What is required | Return, from the listing that follows, each line containing the word "abheben".

Given records |
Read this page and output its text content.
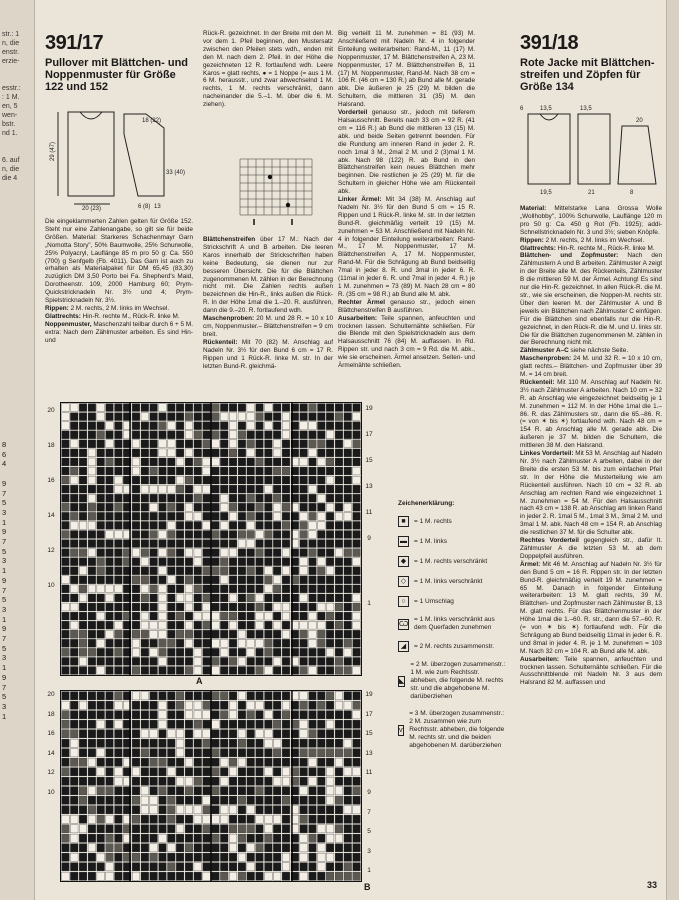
str.: 1
n, die
enstr.
erzie-

esstr.:
: 1 M.
en, 5
wen-
bstr.
nd 1.

6. auf
n, die
die 4
8
6
4

9
7
5
3
1
9
7
5
3
1
9
7
5
3
1
9
7
5
3
1
9
7
5
3
1
391/17
Pullover mit Blättchen- und Noppenmuster für Größe 122 und 152
29 (47)
20 (23)
18 (22)
6 (8)
33 (40)
13

Die eingeklammerten Zahlen gelten für Größe 152. Steht nur eine Zahlenangabe, so gilt sie für beide Größen. Material: Starkeres Schachenmayr Garn „Nomotta Story", 50% Baumwolle, 25% Schurwolle, 25% Polyacryl, Lauflänge 85 m pro 50 g: Ca. 550 (700) g Senfgelb (Fb. 4011). Das Garn ist auch zu erhalten als Materialpaket für DM 65,45 (83,30) zuzüglich DM 3,50 Porto bei Fa. Shepherd's Maid, Dorotheenstr. 109, 2000 Hamburg 60; Prym-Quickstricknadeln Nr. 3½ und 4; Prym-Spielstricknadeln Nr. 3½.

Rippen: 2 M. rechts, 2 M. links im Wechsel.

Glattrechts: Hin-R. rechte M., Rück-R. linke M.

Noppenmuster, Maschenzahl teilbar durch 6 + 5 M. extra: Nach dem Zählmuster arbeiten. Es sind Hin- und

Rück-R. gezeichnet. In der Breite mit den M. vor dem 1. Pfeil beginnen, den Mustersatz zwischen den Pfeilen stets wdh., enden mit den M. nach dem 2. Pfeil. In der Höhe die gezeichneten 12 R. fortlaufend wdh. Leere Karos = glatt rechts, ● = 1 Noppe (= aus 1 M. 6 M. herausstr., und zwar abwechselnd 1 M. rechts, 1 M. rechts verschränkt, dann nacheinander die 5.–1. M. über die 6. M. ziehen).

Blättchenstreifen über 17 M.: Nach der Strickschrift A und B arbeiten. Die leeren Karos innerhalb der Strickschriften haben keine Bedeutung, sie dienen nur zur besseren Übersicht. Die für die Blättchen zugenommenen M. zählen in der Berechnung nicht mit. Die Zahlen rechts außen bezeichnen die Hin-R., links außen die Rück-R. In der Höhe 1mal die 1.–20. R. ausführen, dann die 9.–20. R. fortlaufend wdh.

Maschenproben: 20 M. und 28 R. = 10 x 10 cm, Noppenmuster.– Blättchenstreifen = 9 cm breit.

Rückenteil: Mit 70 (82) M. Anschlag auf Nadeln Nr. 3½ für den Bund 6 cm = 17 R. Rippen und 1 Rück-R. linke M. str. In der letzten Bund-R. gleichmä-

Big verteilt 11 M. zunehmen = 81 (93) M. Anschließend mit Nadeln Nr. 4 in folgender Einteilung weiterarbeiten: Rand-M., 11 (17) M. Noppenmuster, 17 M. Blättchenstreifen A, 23 M. Noppenmuster, 17 M. Blättchenstreifen B, 11 (17) M. Noppenmuster, Rand-M. Nach 38 cm = 106 R. (46 cm = 130 R.) ab Bund alle M. gerade abk. Die äußeren je 25 (29) M. bilden die Schultern, die mittleren 31 (35) M. den Halsrand.

Vorderteil genauso str., jedoch mit tieferem Halsausschnitt. Bereits nach 33 cm = 92 R. (41 cm = 116 R.) ab Bund die mittleren 13 (15) M. abk. und beide Seiten getrennt beenden. Für die Rundung am inneren Rand in jeder 2. R. noch 1mal 3 M., 2mal 2 M. und 2 (3)mal 1 M. abk. Nach 98 (122) R. ab Bund in den Blättchenstreifen kein neues Blättchen mehr beginnen. Die restlichen je 25 (29) M. für die Schultern in gleicher Höhe wie am Rückenteil abk.

Linker Ärmel: Mit 34 (38) M. Anschlag auf Nadeln Nr. 3½ für den Bund 5 cm = 15 R. Rippen und 1 Rück-R. linke M. str. In der letzten Bund-R. gleichmäßig verteilt 19 (15) M. zunehmen = 53 M. Anschließend mit Nadeln Nr. 4 in folgender Einteilung weiterarbeiten: Rand-M., 17 M. Noppenmuster, 17 M. Blättchenstreifen A, 17 M. Noppenmuster, Rand-M. Für die Schrägung ab Bund beidseitig 7mal in jeder 8. R. und 3mal in jeder 6. R. (11mal in jeder 6. R. und 7mal in jeder 4. R.) je 1 M. zunehmen = 73 (89) M. Nach 28 cm = 80 R. (35 cm = 98 R.) ab Bund alle M. abk.

Rechter Ärmel genauso str., jedoch einen Blättchenstreifen B ausführen.

Ausarbeiten: Teile spannen, anfeuchten und trocknen lassen. Schulternähte schließen. Für die Blende mit den Spielstricknadeln aus dem Halsausschnitt 76 (84) M. auffassen. In Rd. Rippen str. und nach 3 cm = 9 Rd. die M. abk., wie sie erscheinen. Ärmel ansetzen. Seiten- und Ärmelnähte schließen.

Zeichenerklärung:
■	= 1 M. rechts
▬	= 1 M. links
◆	= 1 M. rechts verschränkt
◇	= 1 M. links verschränkt
○	= 1 Umschlag
Ѡ
= 1 M. links verschränkt aus dem Querfaden zunehmen
◢	= 2 M. rechts zusammenstr.
◣
= 2 M. überzogen zusammenstr.: 1 M. wie zum Rechtsstr. abheben, die folgende M. rechts str. und die abgehobene M. darüberziehen
ⱱ
= 3 M. überzogen zusammenstr.: 2 M. zusammen wie zum Rechtsstr. abheben, die folgende M. rechts str. und die beiden abgehobenen M. darüberziehen
20

18

16

14

12

10
19

17

15

13

11

9

1
A
20

18

16

14

12

10

19

17

15

13

11

9

7

5

3

1
B
391/18
Rote Jacke mit Blättchen- streifen und Zöpfen für Größe 134
6	13,5	13,5
20
19,5	21	8

Material: Mittelstarke Lana Grossa Wolle „Wollhobby", 100% Schurwolle, Lauflänge 120 m pro 50 g: Ca. 450 g Rot (Fb. 1925); addi-Schnellstricknadeln Nr. 3 und 3½; sieben Knöpfe.

Rippen: 2 M. rechts, 2 M. links im Wechsel.

Glattrechts: Hin-R. rechte M., Rück-R. linke M.

Blättchen- und Zopfmuster: Nach den Zählmustern A und B arbeiten. Zählmuster A zeigt in der Breite alle M. des Rückenteils, Zählmuster B die mittleren 59 M. der Ärmel. Achtung! Es sind nur die Hin-R. gezeichnet. In allen Rück-R. die M. str., wie sie erscheinen, die Noppen-M. rechts str. Über den leeren M. der Zählmuster A und B jeweils ein Blättchen nach Zählmuster C einfügen. Für die Blättchen sind ebenfalls nur die Hin-R. gezeichnet, in den Rück-R. die M. und U. links str. Die für die Blättchen zugenommenen M. zählen in der Berechnung nicht mit.

Zählmuster A–C siehe nächste Seite.

Maschenproben: 24 M. und 32 R. = 10 x 10 cm, glatt rechts.– Blättchen- und Zopfmuster über 39 M. = 14 cm breit.

Rückenteil: Mit 110 M. Anschlag auf Nadeln Nr. 3½ nach Zählmuster A arbeiten. Nach 10 cm = 32 R. ab Anschlag wie eingezeichnet beidseitig je 1 M. zunehmen = 112 M. In der Höhe 1mal die 1.–86. R. das Zählmusters str., dann die 65.–86. R. (= von ✶ bis ✶) fortlaufend wdh. Nach 48 cm = 154 R. ab Anschlag alle M. gerade abk. Die äußeren je 37 M. bilden die Schultern, die mittleren 38 M. den Halsrand.

Linkes Vorderteil: Mit 53 M. Anschlag auf Nadeln Nr. 3½ nach Zählmuster A arbeiten, dabei in der Breite die ersten 53 M. bis zum einfachen Pfeil str. In der Höhe die Musterteilung wie am Rückenteil ausführen. Nach 10 cm = 32 R. ab Anschlag am rechten Rand wie eingezeichnet 1 M. zunehmen = 54 M. Für den Halsausschnitt nach 43 cm = 138 R. ab Anschlag am linken Rand in jeder 2. R. 1mal 5 M., 1mal 3 M., 3mal 2 M. und 3mal 1 M. abk. Nach 48 cm = 154 R. ab Anschlag die restlichen 37 M. für die Schulter abk.

Rechtes Vorderteil gegengleich str., dafür lt. Zählmuster A die letzten 53 M. ab dem Doppelpfeil ausführen.

Ärmel: Mit 46 M. Anschlag auf Nadeln Nr. 3½ für den Bund 5 cm = 16 R. Rippen str. In der letzten Bund-R. gleichmäßig verteilt 19 M. zunehmen = 65 M. Danach in folgender Einteilung weiterarbeiten: 13 M. glatt rechts, 39 M. Blättchen- und Zopfmuster nach Zählmuster B, 13 M. glatt rechts. Für das Blättchenmuster in der Höhe 1mal die 1.–60. R. str., dann die 57.–60. R. (= von ✶ bis ✶) fortlaufend wdh. Für die Schrägung ab Bund beidseitig 11mal in jeder 6. R. und 8mal in jeder 4. R. je 1 M. zunehmen = 103 M. Nach 32 cm = 104 R. ab Bund alle M. abk.

Ausarbeiten: Teile spannen, anfeuchten und trocknen lassen. Schulternähte schließen. Für die Ausschnittblende mit Nadeln Nr. 3 aus dem Halsrand 82 M. auffassen und

33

Written reply |
= 2 M. überzogen zusammenstr.: 1 M. wie zum Rechtsstr. abheben, die folgende M. rechts str. und die abgehobene M. darüberziehen
= 3 M. überzogen zusammenstr.: 2 M. zusammen wie zum Rechtsstr. abheben, die folgende M. rechts str. und die beiden abgehobenen M. darüberziehen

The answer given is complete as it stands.